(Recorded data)
┄┄┄┄┄┄
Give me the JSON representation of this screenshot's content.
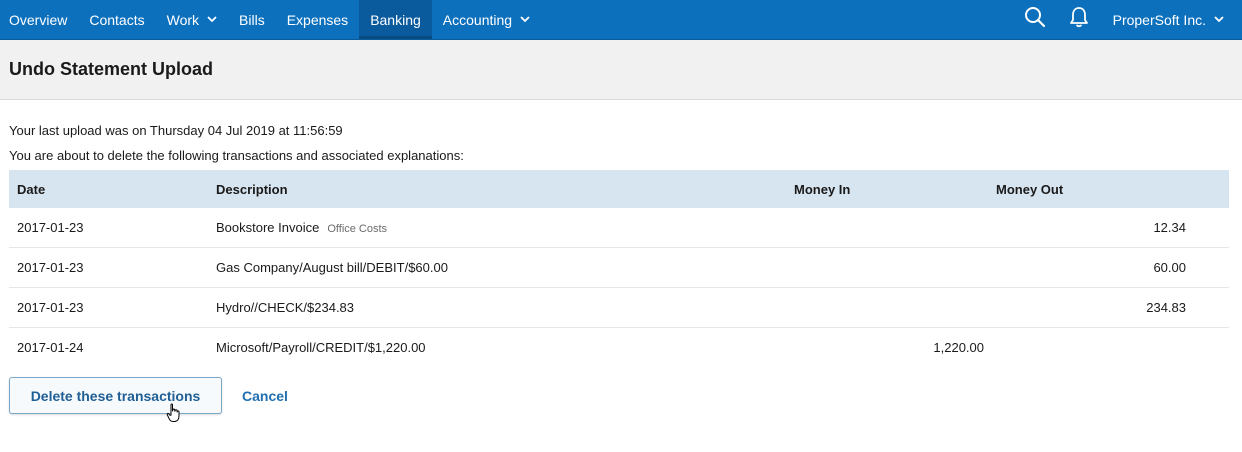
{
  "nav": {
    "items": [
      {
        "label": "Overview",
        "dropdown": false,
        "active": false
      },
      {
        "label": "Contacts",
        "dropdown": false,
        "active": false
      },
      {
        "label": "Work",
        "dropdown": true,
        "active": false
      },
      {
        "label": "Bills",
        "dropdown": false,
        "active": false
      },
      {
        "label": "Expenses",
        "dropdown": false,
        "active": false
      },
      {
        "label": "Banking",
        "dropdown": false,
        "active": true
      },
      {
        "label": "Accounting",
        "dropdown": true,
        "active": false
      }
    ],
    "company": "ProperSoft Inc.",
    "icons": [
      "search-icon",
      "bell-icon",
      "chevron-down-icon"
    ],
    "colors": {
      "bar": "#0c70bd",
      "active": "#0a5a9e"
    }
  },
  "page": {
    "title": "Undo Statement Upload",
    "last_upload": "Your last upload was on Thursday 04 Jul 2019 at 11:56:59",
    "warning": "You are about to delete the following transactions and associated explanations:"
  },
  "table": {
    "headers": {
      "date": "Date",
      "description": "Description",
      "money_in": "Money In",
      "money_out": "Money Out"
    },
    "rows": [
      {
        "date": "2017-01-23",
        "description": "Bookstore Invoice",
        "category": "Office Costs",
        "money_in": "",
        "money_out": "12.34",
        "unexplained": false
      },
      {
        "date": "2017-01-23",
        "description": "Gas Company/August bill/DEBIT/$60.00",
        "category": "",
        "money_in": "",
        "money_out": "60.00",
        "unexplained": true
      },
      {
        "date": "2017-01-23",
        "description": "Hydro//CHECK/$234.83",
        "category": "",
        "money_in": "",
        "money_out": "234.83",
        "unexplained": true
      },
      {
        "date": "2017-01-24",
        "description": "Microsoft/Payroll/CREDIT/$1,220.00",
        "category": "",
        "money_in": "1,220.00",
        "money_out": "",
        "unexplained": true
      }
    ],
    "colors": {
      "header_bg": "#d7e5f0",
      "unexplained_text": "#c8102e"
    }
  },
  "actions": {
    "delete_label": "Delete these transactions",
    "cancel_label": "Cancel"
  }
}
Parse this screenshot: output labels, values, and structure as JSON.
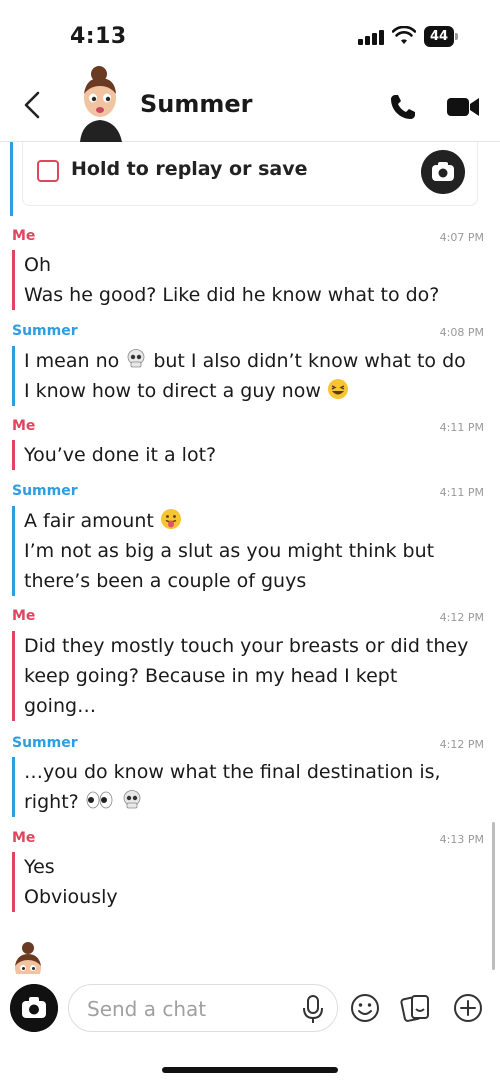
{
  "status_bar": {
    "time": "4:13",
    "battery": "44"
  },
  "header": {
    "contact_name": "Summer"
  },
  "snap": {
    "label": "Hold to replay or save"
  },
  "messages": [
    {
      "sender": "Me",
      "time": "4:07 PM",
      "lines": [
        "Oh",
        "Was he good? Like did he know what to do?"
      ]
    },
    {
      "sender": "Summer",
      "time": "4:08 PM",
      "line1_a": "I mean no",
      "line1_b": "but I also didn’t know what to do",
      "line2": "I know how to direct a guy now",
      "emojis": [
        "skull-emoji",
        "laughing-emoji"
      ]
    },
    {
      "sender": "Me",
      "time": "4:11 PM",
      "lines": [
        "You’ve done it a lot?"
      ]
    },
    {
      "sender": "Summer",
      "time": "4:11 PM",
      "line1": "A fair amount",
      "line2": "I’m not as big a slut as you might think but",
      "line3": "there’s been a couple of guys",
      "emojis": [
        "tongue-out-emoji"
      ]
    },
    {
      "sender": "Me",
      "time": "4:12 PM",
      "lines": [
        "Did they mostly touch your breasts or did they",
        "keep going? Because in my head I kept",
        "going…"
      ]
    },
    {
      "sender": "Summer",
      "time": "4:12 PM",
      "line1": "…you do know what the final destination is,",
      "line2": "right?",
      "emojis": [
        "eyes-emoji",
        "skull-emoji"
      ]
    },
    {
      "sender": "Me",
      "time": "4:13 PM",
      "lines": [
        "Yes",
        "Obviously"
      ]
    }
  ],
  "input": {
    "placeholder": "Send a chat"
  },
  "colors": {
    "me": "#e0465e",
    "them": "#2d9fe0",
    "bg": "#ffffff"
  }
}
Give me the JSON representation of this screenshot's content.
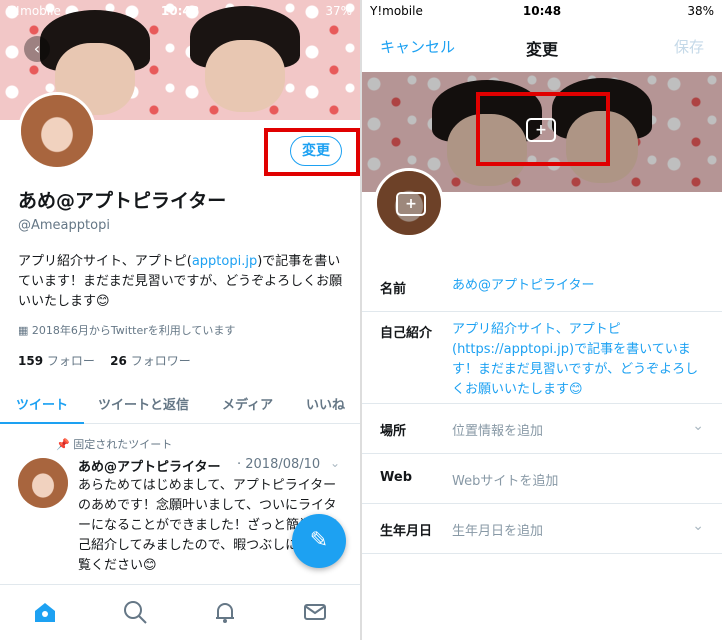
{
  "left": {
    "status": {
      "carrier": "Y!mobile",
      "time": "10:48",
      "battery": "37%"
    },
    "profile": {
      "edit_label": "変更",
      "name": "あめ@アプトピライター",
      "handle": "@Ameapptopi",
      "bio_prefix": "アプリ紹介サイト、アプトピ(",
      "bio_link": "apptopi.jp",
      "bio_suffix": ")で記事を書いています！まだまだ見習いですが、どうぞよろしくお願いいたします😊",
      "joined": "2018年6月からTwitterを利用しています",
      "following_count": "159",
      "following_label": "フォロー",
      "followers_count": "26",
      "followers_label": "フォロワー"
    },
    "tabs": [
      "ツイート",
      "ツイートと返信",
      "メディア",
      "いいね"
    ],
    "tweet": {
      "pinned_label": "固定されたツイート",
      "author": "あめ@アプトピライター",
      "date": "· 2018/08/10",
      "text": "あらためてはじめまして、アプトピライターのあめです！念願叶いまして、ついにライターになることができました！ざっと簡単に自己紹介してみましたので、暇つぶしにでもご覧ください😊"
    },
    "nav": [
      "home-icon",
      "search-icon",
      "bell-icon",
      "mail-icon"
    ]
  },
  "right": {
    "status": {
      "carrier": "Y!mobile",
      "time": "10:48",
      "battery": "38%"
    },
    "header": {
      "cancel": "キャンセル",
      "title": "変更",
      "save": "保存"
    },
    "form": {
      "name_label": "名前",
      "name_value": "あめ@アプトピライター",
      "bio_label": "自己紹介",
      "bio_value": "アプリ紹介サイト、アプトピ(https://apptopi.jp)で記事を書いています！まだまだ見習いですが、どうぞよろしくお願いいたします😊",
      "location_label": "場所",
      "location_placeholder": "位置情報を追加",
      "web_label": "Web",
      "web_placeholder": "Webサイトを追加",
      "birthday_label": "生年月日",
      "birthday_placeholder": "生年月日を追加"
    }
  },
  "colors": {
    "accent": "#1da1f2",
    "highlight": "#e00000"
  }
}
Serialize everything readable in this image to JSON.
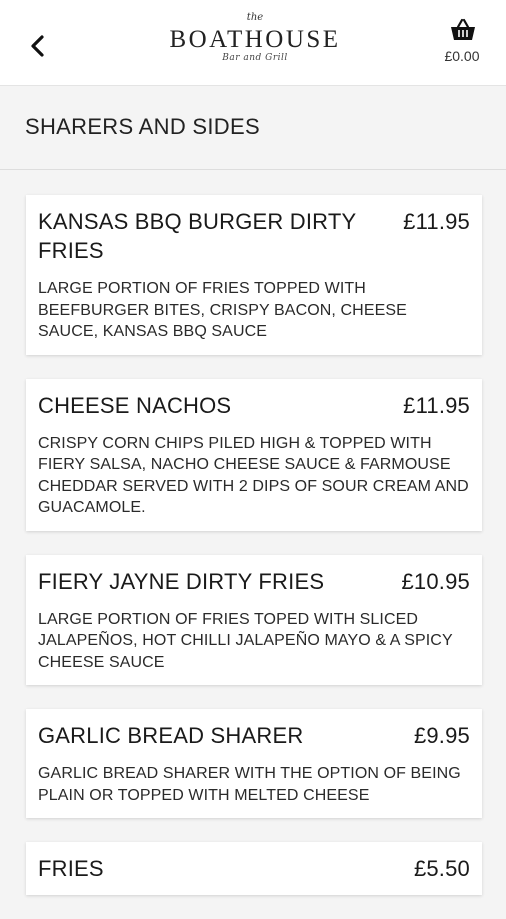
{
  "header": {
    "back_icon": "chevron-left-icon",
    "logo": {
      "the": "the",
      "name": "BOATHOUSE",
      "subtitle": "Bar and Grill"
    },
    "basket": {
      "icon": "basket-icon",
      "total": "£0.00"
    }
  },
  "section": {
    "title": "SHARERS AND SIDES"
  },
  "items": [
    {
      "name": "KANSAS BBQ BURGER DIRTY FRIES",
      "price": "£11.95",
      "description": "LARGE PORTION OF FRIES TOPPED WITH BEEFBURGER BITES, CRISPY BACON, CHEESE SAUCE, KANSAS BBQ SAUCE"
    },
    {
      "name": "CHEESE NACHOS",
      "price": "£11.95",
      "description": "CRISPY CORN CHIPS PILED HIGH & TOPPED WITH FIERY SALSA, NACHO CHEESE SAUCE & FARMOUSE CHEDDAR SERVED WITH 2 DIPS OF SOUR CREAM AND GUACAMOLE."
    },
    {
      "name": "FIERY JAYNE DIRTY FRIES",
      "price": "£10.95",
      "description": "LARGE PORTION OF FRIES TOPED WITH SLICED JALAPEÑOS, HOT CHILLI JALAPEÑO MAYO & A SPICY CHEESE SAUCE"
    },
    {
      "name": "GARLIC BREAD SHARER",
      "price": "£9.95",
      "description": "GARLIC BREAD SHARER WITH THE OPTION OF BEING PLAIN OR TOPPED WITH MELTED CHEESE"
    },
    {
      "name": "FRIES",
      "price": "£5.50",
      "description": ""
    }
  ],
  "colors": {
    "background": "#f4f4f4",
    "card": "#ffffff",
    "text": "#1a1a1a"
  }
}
┄┄┄┄┄┄
◆ DIRECTIONS FOR THIS TASK ◆
Copy the material exactly. Do not include the pictures.

◆ REPLY TO THE EXERCISE ◆
Give me the JSON representation of this screenshot's content.
{
  "nav": {
    "items": [
      {
        "label": "Overview",
        "dropdown": false,
        "active": false
      },
      {
        "label": "Contacts",
        "dropdown": false,
        "active": false
      },
      {
        "label": "Work",
        "dropdown": true,
        "active": false
      },
      {
        "label": "Bills",
        "dropdown": false,
        "active": false
      },
      {
        "label": "Expenses",
        "dropdown": false,
        "active": false
      },
      {
        "label": "Banking",
        "dropdown": false,
        "active": true
      },
      {
        "label": "Accounting",
        "dropdown": true,
        "active": false
      }
    ],
    "company": "ProperSoft Inc.",
    "icons": [
      "search-icon",
      "bell-icon",
      "chevron-down-icon"
    ],
    "colors": {
      "bar": "#0c70bd",
      "active": "#0a5a9e"
    }
  },
  "page": {
    "title": "Undo Statement Upload",
    "last_upload": "Your last upload was on Thursday 04 Jul 2019 at 11:56:59",
    "warning": "You are about to delete the following transactions and associated explanations:"
  },
  "table": {
    "headers": {
      "date": "Date",
      "description": "Description",
      "money_in": "Money In",
      "money_out": "Money Out"
    },
    "rows": [
      {
        "date": "2017-01-23",
        "description": "Bookstore Invoice",
        "category": "Office Costs",
        "money_in": "",
        "money_out": "12.34",
        "unexplained": false
      },
      {
        "date": "2017-01-23",
        "description": "Gas Company/August bill/DEBIT/$60.00",
        "category": "",
        "money_in": "",
        "money_out": "60.00",
        "unexplained": true
      },
      {
        "date": "2017-01-23",
        "description": "Hydro//CHECK/$234.83",
        "category": "",
        "money_in": "",
        "money_out": "234.83",
        "unexplained": true
      },
      {
        "date": "2017-01-24",
        "description": "Microsoft/Payroll/CREDIT/$1,220.00",
        "category": "",
        "money_in": "1,220.00",
        "money_out": "",
        "unexplained": true
      }
    ],
    "colors": {
      "header_bg": "#d7e5f0",
      "unexplained_text": "#c8102e"
    }
  },
  "actions": {
    "delete_label": "Delete these transactions",
    "cancel_label": "Cancel"
  }
}
Parse this screenshot: output labels, values, and structure as JSON.
{
  "status_bar": {
    "time": "4:13",
    "battery": "44"
  },
  "header": {
    "contact_name": "Summer"
  },
  "snap": {
    "label": "Hold to replay or save"
  },
  "messages": [
    {
      "sender": "Me",
      "time": "4:07 PM",
      "lines": [
        "Oh",
        "Was he good? Like did he know what to do?"
      ]
    },
    {
      "sender": "Summer",
      "time": "4:08 PM",
      "line1_a": "I mean no",
      "line1_b": "but I also didn’t know what to do",
      "line2": "I know how to direct a guy now",
      "emojis": [
        "skull-emoji",
        "laughing-emoji"
      ]
    },
    {
      "sender": "Me",
      "time": "4:11 PM",
      "lines": [
        "You’ve done it a lot?"
      ]
    },
    {
      "sender": "Summer",
      "time": "4:11 PM",
      "line1": "A fair amount",
      "line2": "I’m not as big a slut as you might think but",
      "line3": "there’s been a couple of guys",
      "emojis": [
        "tongue-out-emoji"
      ]
    },
    {
      "sender": "Me",
      "time": "4:12 PM",
      "lines": [
        "Did they mostly touch your breasts or did they",
        "keep going? Because in my head I kept",
        "going…"
      ]
    },
    {
      "sender": "Summer",
      "time": "4:12 PM",
      "line1": "…you do know what the final destination is,",
      "line2": "right?",
      "emojis": [
        "eyes-emoji",
        "skull-emoji"
      ]
    },
    {
      "sender": "Me",
      "time": "4:13 PM",
      "lines": [
        "Yes",
        "Obviously"
      ]
    }
  ],
  "input": {
    "placeholder": "Send a chat"
  },
  "colors": {
    "me": "#e0465e",
    "them": "#2d9fe0",
    "bg": "#ffffff"
  }
}
Give me the JSON representation of this screenshot's content.
{
  "left": {
    "status": {
      "carrier": "Y!mobile",
      "time": "10:48",
      "battery": "37%"
    },
    "profile": {
      "edit_label": "変更",
      "name": "あめ@アプトピライター",
      "handle": "@Ameapptopi",
      "bio_prefix": "アプリ紹介サイト、アプトピ(",
      "bio_link": "apptopi.jp",
      "bio_suffix": ")で記事を書いています！まだまだ見習いですが、どうぞよろしくお願いいたします😊",
      "joined": "2018年6月からTwitterを利用しています",
      "following_count": "159",
      "following_label": "フォロー",
      "followers_count": "26",
      "followers_label": "フォロワー"
    },
    "tabs": [
      "ツイート",
      "ツイートと返信",
      "メディア",
      "いいね"
    ],
    "tweet": {
      "pinned_label": "固定されたツイート",
      "author": "あめ@アプトピライター",
      "date": "· 2018/08/10",
      "text": "あらためてはじめまして、アプトピライターのあめです！念願叶いまして、ついにライターになることができました！ざっと簡単に自己紹介してみましたので、暇つぶしにでもご覧ください😊"
    },
    "nav": [
      "home-icon",
      "search-icon",
      "bell-icon",
      "mail-icon"
    ]
  },
  "right": {
    "status": {
      "carrier": "Y!mobile",
      "time": "10:48",
      "battery": "38%"
    },
    "header": {
      "cancel": "キャンセル",
      "title": "変更",
      "save": "保存"
    },
    "form": {
      "name_label": "名前",
      "name_value": "あめ@アプトピライター",
      "bio_label": "自己紹介",
      "bio_value": "アプリ紹介サイト、アプトピ(https://apptopi.jp)で記事を書いています！まだまだ見習いですが、どうぞよろしくお願いいたします😊",
      "location_label": "場所",
      "location_placeholder": "位置情報を追加",
      "web_label": "Web",
      "web_placeholder": "Webサイトを追加",
      "birthday_label": "生年月日",
      "birthday_placeholder": "生年月日を追加"
    }
  },
  "colors": {
    "accent": "#1da1f2",
    "highlight": "#e00000"
  }
}
Serialize everything readable in this image to JSON.
{
  "header": {
    "back_icon": "chevron-left-icon",
    "logo": {
      "the": "the",
      "name": "BOATHOUSE",
      "subtitle": "Bar and Grill"
    },
    "basket": {
      "icon": "basket-icon",
      "total": "£0.00"
    }
  },
  "section": {
    "title": "SHARERS AND SIDES"
  },
  "items": [
    {
      "name": "KANSAS BBQ BURGER DIRTY FRIES",
      "price": "£11.95",
      "description": "LARGE PORTION OF FRIES TOPPED WITH BEEFBURGER BITES, CRISPY BACON, CHEESE SAUCE, KANSAS BBQ SAUCE"
    },
    {
      "name": "CHEESE NACHOS",
      "price": "£11.95",
      "description": "CRISPY CORN CHIPS PILED HIGH & TOPPED WITH FIERY SALSA, NACHO CHEESE SAUCE & FARMOUSE CHEDDAR SERVED WITH 2 DIPS OF SOUR CREAM AND GUACAMOLE."
    },
    {
      "name": "FIERY JAYNE DIRTY FRIES",
      "price": "£10.95",
      "description": "LARGE PORTION OF FRIES TOPED WITH SLICED JALAPEÑOS, HOT CHILLI JALAPEÑO MAYO & A SPICY CHEESE SAUCE"
    },
    {
      "name": "GARLIC BREAD SHARER",
      "price": "£9.95",
      "description": "GARLIC BREAD SHARER WITH THE OPTION OF BEING PLAIN OR TOPPED WITH MELTED CHEESE"
    },
    {
      "name": "FRIES",
      "price": "£5.50",
      "description": ""
    }
  ],
  "colors": {
    "background": "#f4f4f4",
    "card": "#ffffff",
    "text": "#1a1a1a"
  }
}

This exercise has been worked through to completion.